Can you retype every line of the listing below without changing a character, but omit the picture lines?

(Page element annotations)
○ ○ ○ ○

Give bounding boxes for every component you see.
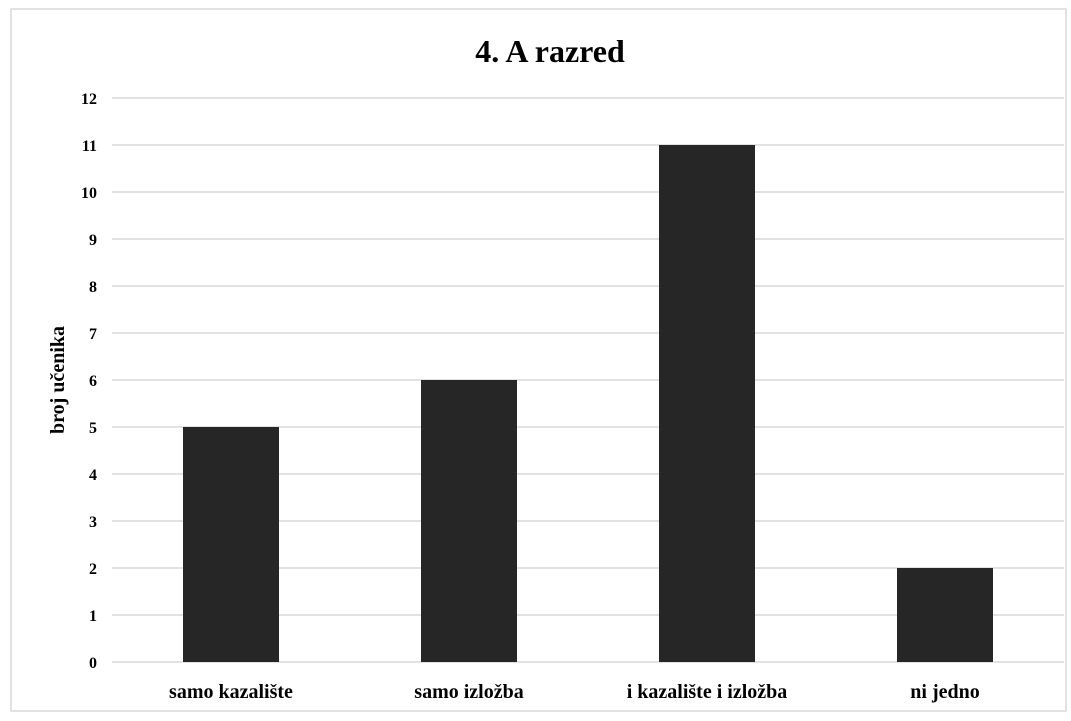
y-tick-label: 2 bbox=[89, 561, 97, 578]
y-tick-label: 4 bbox=[89, 467, 97, 484]
y-tick-label: 9 bbox=[89, 232, 97, 249]
y-tick-label: 10 bbox=[81, 185, 97, 202]
bar bbox=[659, 145, 755, 662]
bar bbox=[897, 568, 993, 662]
chart-title: 4. A razred bbox=[475, 33, 625, 69]
x-tick-label: ni jedno bbox=[910, 681, 979, 703]
y-tick-label: 12 bbox=[81, 91, 97, 108]
y-tick-label: 6 bbox=[89, 373, 97, 390]
y-tick-label: 5 bbox=[89, 420, 97, 437]
bar bbox=[183, 427, 279, 662]
x-tick-label: samo kazalište bbox=[169, 681, 293, 703]
y-tick-label: 7 bbox=[89, 326, 97, 343]
x-tick-labels: samo kazalište samo izložba i kazalište i … bbox=[169, 681, 980, 703]
y-tick-label: 0 bbox=[89, 655, 97, 672]
bar bbox=[421, 380, 517, 662]
y-tick-label: 3 bbox=[89, 514, 97, 531]
y-tick-label: 8 bbox=[89, 279, 97, 296]
y-tick-label: 1 bbox=[89, 608, 97, 625]
y-axis-title: broj učenika bbox=[47, 326, 69, 434]
x-tick-label: i kazalište i izložba bbox=[627, 681, 788, 703]
bars bbox=[183, 145, 993, 662]
y-tick-label: 11 bbox=[82, 138, 97, 155]
x-tick-label: samo izložba bbox=[414, 681, 523, 703]
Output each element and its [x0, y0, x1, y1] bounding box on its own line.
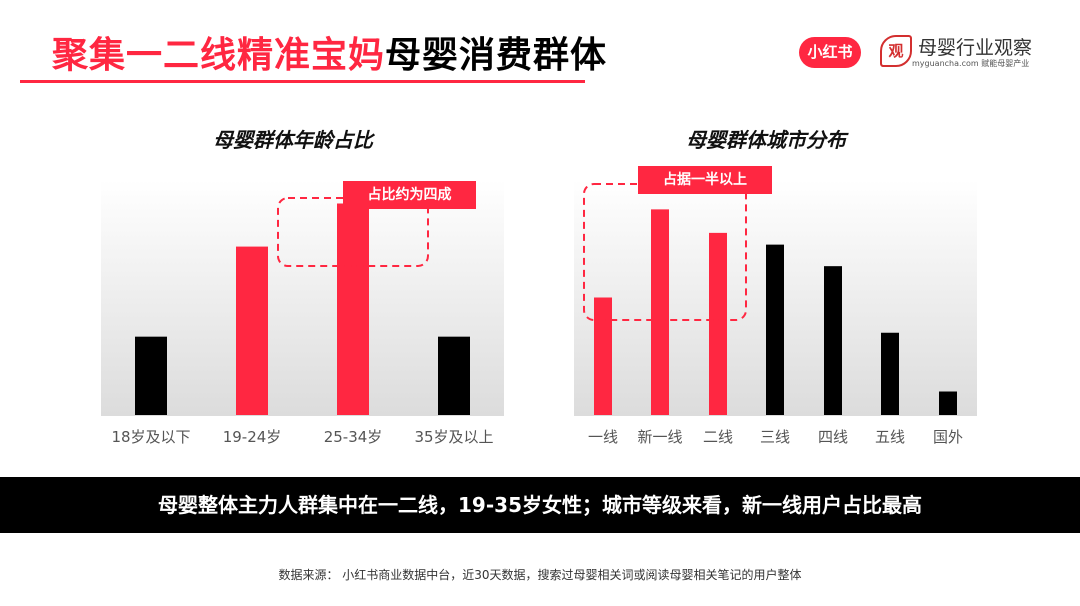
brand-name: 母婴行业观察: [918, 37, 1033, 59]
city-tick-label: 一线: [588, 428, 618, 446]
age-annotation-label: 占比约为四成: [343, 181, 476, 209]
brand-mark-icon: 观: [880, 35, 912, 67]
city-tick-label: 新一线: [637, 428, 682, 446]
city-bar: [594, 297, 612, 415]
page-title: 聚集一二线精准宝妈母婴消费群体: [52, 26, 607, 78]
age-bar: [337, 203, 369, 415]
age-tick-label: 35岁及以上: [414, 428, 493, 446]
page-title-rest: 母婴消费群体: [385, 35, 608, 76]
city-tick-label: 二线: [703, 428, 733, 446]
age-bar: [438, 336, 470, 415]
city-bar: [709, 232, 727, 415]
summary-banner: 母婴整体主力人群集中在一二线，19-35岁女性；城市等级来看，新一线用户占比最高: [0, 477, 1080, 533]
city-tick-label: 三线: [760, 428, 790, 446]
age-bar: [135, 336, 167, 415]
age-chart-title: 母婴群体年龄占比: [213, 128, 373, 152]
data-source-note: 数据来源： 小红书商业数据中台，近30天数据，搜索过母婴相关词或阅读母婴相关笔记…: [278, 568, 802, 582]
age-tick-label: 18岁及以下: [111, 428, 190, 446]
city-annotation-label: 占据一半以上: [638, 166, 772, 194]
age-chart-panel: [101, 180, 504, 416]
city-bar: [881, 332, 899, 415]
city-bar: [824, 266, 842, 415]
city-bar: [651, 209, 669, 415]
city-tick-label: 五线: [875, 428, 905, 446]
age-tick-label: 19-24岁: [223, 428, 282, 446]
city-bar: [766, 244, 784, 415]
brand-url: myguancha.com 赋能母婴产业: [912, 59, 1030, 68]
page-title-accent: 聚集一二线精准宝妈: [52, 35, 386, 76]
title-underline: [20, 80, 585, 83]
city-tick-label: 四线: [818, 428, 848, 446]
city-highlight-box: [583, 183, 747, 321]
xiaohongshu-logo: 小红书: [799, 37, 861, 68]
city-tick-label: 国外: [933, 428, 963, 446]
age-tick-label: 25-34岁: [324, 428, 383, 446]
city-bar: [939, 391, 957, 415]
city-chart-title: 母婴群体城市分布: [686, 128, 846, 152]
age-bar: [236, 246, 268, 415]
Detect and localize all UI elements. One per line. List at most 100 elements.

○ ○ ○ ○

EXERCISE OUTPUT:
Give bounding boxes for every component you see.
y-tick-label: 2 bbox=[89, 561, 97, 578]
y-tick-label: 4 bbox=[89, 467, 97, 484]
y-tick-label: 9 bbox=[89, 232, 97, 249]
y-tick-label: 10 bbox=[81, 185, 97, 202]
bar bbox=[659, 145, 755, 662]
bar bbox=[897, 568, 993, 662]
chart-title: 4. A razred bbox=[475, 33, 625, 69]
x-tick-label: ni jedno bbox=[910, 681, 979, 703]
y-tick-label: 12 bbox=[81, 91, 97, 108]
y-tick-label: 6 bbox=[89, 373, 97, 390]
y-tick-label: 5 bbox=[89, 420, 97, 437]
bar bbox=[183, 427, 279, 662]
x-tick-label: samo kazalište bbox=[169, 681, 293, 703]
y-tick-label: 7 bbox=[89, 326, 97, 343]
x-tick-labels: samo kazalište samo izložba i kazalište i … bbox=[169, 681, 980, 703]
y-tick-label: 0 bbox=[89, 655, 97, 672]
bar bbox=[421, 380, 517, 662]
y-tick-label: 3 bbox=[89, 514, 97, 531]
y-tick-label: 8 bbox=[89, 279, 97, 296]
y-tick-label: 1 bbox=[89, 608, 97, 625]
y-axis-title: broj učenika bbox=[47, 326, 69, 434]
x-tick-label: i kazalište i izložba bbox=[627, 681, 788, 703]
bars bbox=[183, 145, 993, 662]
y-tick-label: 11 bbox=[82, 138, 97, 155]
x-tick-label: samo izložba bbox=[414, 681, 523, 703]
Output each element and its [x0, y0, x1, y1] bounding box on its own line.
brand-name: 母婴行业观察: [918, 37, 1033, 59]
city-tick-label: 一线: [588, 428, 618, 446]
age-annotation-label: 占比约为四成: [343, 181, 476, 209]
brand-mark-icon: 观: [880, 35, 912, 67]
city-tick-label: 新一线: [637, 428, 682, 446]
city-bar: [594, 297, 612, 415]
page-title: 聚集一二线精准宝妈母婴消费群体: [52, 26, 607, 78]
age-bar: [337, 203, 369, 415]
age-tick-label: 35岁及以上: [414, 428, 493, 446]
page-title-rest: 母婴消费群体: [385, 35, 608, 76]
city-tick-label: 二线: [703, 428, 733, 446]
age-bar: [438, 336, 470, 415]
city-bar: [709, 232, 727, 415]
summary-banner: 母婴整体主力人群集中在一二线，19-35岁女性；城市等级来看，新一线用户占比最高: [0, 477, 1080, 533]
city-tick-label: 三线: [760, 428, 790, 446]
age-bar: [135, 336, 167, 415]
age-chart-title: 母婴群体年龄占比: [213, 128, 373, 152]
data-source-note: 数据来源： 小红书商业数据中台，近30天数据，搜索过母婴相关词或阅读母婴相关笔记…: [278, 568, 802, 582]
age-tick-label: 18岁及以下: [111, 428, 190, 446]
city-annotation-label: 占据一半以上: [638, 166, 772, 194]
age-chart-panel: [101, 180, 504, 416]
city-bar: [881, 332, 899, 415]
city-bar: [824, 266, 842, 415]
city-bar: [651, 209, 669, 415]
city-tick-label: 五线: [875, 428, 905, 446]
age-tick-label: 19-24岁: [223, 428, 282, 446]
city-bar: [766, 244, 784, 415]
brand-url: myguancha.com 赋能母婴产业: [912, 59, 1030, 68]
page-title-accent: 聚集一二线精准宝妈: [52, 35, 386, 76]
title-underline: [20, 80, 585, 83]
city-tick-label: 四线: [818, 428, 848, 446]
city-highlight-box: [583, 183, 747, 321]
xiaohongshu-logo: 小红书: [799, 37, 861, 68]
city-tick-label: 国外: [933, 428, 963, 446]
age-tick-label: 25-34岁: [324, 428, 383, 446]
city-bar: [939, 391, 957, 415]
city-chart-title: 母婴群体城市分布: [686, 128, 846, 152]
age-bar: [236, 246, 268, 415]
Detect and localize all UI elements. One per line. List at most 100 elements.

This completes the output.